Copy out all the data, word for word.

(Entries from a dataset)
+ + + + +
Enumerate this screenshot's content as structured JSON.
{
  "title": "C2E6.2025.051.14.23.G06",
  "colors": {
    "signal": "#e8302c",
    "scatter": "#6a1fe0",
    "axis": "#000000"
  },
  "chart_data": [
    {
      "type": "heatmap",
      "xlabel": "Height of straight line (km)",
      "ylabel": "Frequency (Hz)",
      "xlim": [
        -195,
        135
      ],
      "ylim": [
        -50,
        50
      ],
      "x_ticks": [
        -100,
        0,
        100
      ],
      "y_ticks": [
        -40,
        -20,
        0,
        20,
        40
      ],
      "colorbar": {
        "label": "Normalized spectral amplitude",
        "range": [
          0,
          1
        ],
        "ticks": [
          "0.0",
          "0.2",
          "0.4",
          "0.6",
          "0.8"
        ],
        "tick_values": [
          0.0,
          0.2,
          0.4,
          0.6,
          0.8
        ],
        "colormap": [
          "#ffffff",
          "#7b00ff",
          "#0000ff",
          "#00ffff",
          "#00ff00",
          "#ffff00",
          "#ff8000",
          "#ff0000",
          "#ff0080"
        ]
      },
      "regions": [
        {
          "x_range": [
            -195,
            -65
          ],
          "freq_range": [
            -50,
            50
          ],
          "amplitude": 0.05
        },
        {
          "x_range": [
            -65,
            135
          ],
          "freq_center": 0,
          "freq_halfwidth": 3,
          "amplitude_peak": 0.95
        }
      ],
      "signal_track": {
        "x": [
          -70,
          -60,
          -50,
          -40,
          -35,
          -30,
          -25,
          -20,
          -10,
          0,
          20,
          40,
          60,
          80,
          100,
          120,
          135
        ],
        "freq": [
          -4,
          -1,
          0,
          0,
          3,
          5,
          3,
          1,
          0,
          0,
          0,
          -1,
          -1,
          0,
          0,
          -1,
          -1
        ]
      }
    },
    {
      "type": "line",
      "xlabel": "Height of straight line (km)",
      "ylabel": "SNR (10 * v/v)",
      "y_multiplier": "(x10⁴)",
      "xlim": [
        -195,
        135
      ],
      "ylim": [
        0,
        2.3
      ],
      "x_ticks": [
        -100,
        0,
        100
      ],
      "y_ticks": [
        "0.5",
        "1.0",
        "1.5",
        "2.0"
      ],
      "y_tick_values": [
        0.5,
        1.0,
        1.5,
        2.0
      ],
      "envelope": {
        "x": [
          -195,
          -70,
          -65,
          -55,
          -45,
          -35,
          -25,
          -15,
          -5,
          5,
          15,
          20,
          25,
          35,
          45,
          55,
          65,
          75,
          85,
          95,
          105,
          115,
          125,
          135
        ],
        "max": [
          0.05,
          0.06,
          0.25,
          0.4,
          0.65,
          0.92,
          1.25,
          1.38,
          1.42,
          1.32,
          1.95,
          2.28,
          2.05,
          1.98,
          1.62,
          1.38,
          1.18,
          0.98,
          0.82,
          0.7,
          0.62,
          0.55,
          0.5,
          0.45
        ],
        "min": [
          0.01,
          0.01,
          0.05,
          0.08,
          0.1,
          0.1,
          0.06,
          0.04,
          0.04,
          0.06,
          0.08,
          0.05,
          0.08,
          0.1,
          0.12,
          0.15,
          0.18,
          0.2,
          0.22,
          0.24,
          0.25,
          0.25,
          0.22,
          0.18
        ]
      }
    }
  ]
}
+ + + + +
[FINAL RESULT]
Enumerate this screenshot's content as structured JSON.
{
  "title": "C2E6.2025.051.14.23.G06",
  "colors": {
    "signal": "#e8302c",
    "scatter": "#6a1fe0",
    "axis": "#000000"
  },
  "chart_data": [
    {
      "type": "heatmap",
      "xlabel": "Height of straight line (km)",
      "ylabel": "Frequency (Hz)",
      "xlim": [
        -195,
        135
      ],
      "ylim": [
        -50,
        50
      ],
      "x_ticks": [
        -100,
        0,
        100
      ],
      "y_ticks": [
        -40,
        -20,
        0,
        20,
        40
      ],
      "colorbar": {
        "label": "Normalized spectral amplitude",
        "range": [
          0,
          1
        ],
        "ticks": [
          "0.0",
          "0.2",
          "0.4",
          "0.6",
          "0.8"
        ],
        "tick_values": [
          0.0,
          0.2,
          0.4,
          0.6,
          0.8
        ],
        "colormap": [
          "#ffffff",
          "#7b00ff",
          "#0000ff",
          "#00ffff",
          "#00ff00",
          "#ffff00",
          "#ff8000",
          "#ff0000",
          "#ff0080"
        ]
      },
      "regions": [
        {
          "x_range": [
            -195,
            -65
          ],
          "freq_range": [
            -50,
            50
          ],
          "amplitude": 0.05
        },
        {
          "x_range": [
            -65,
            135
          ],
          "freq_center": 0,
          "freq_halfwidth": 3,
          "amplitude_peak": 0.95
        }
      ],
      "signal_track": {
        "x": [
          -70,
          -60,
          -50,
          -40,
          -35,
          -30,
          -25,
          -20,
          -10,
          0,
          20,
          40,
          60,
          80,
          100,
          120,
          135
        ],
        "freq": [
          -4,
          -1,
          0,
          0,
          3,
          5,
          3,
          1,
          0,
          0,
          0,
          -1,
          -1,
          0,
          0,
          -1,
          -1
        ]
      }
    },
    {
      "type": "line",
      "xlabel": "Height of straight line (km)",
      "ylabel": "SNR (10 * v/v)",
      "y_multiplier": "(x10⁴)",
      "xlim": [
        -195,
        135
      ],
      "ylim": [
        0,
        2.3
      ],
      "x_ticks": [
        -100,
        0,
        100
      ],
      "y_ticks": [
        "0.5",
        "1.0",
        "1.5",
        "2.0"
      ],
      "y_tick_values": [
        0.5,
        1.0,
        1.5,
        2.0
      ],
      "envelope": {
        "x": [
          -195,
          -70,
          -65,
          -55,
          -45,
          -35,
          -25,
          -15,
          -5,
          5,
          15,
          20,
          25,
          35,
          45,
          55,
          65,
          75,
          85,
          95,
          105,
          115,
          125,
          135
        ],
        "max": [
          0.05,
          0.06,
          0.25,
          0.4,
          0.65,
          0.92,
          1.25,
          1.38,
          1.42,
          1.32,
          1.95,
          2.28,
          2.05,
          1.98,
          1.62,
          1.38,
          1.18,
          0.98,
          0.82,
          0.7,
          0.62,
          0.55,
          0.5,
          0.45
        ],
        "min": [
          0.01,
          0.01,
          0.05,
          0.08,
          0.1,
          0.1,
          0.06,
          0.04,
          0.04,
          0.06,
          0.08,
          0.05,
          0.08,
          0.1,
          0.12,
          0.15,
          0.18,
          0.2,
          0.22,
          0.24,
          0.25,
          0.25,
          0.22,
          0.18
        ]
      }
    }
  ]
}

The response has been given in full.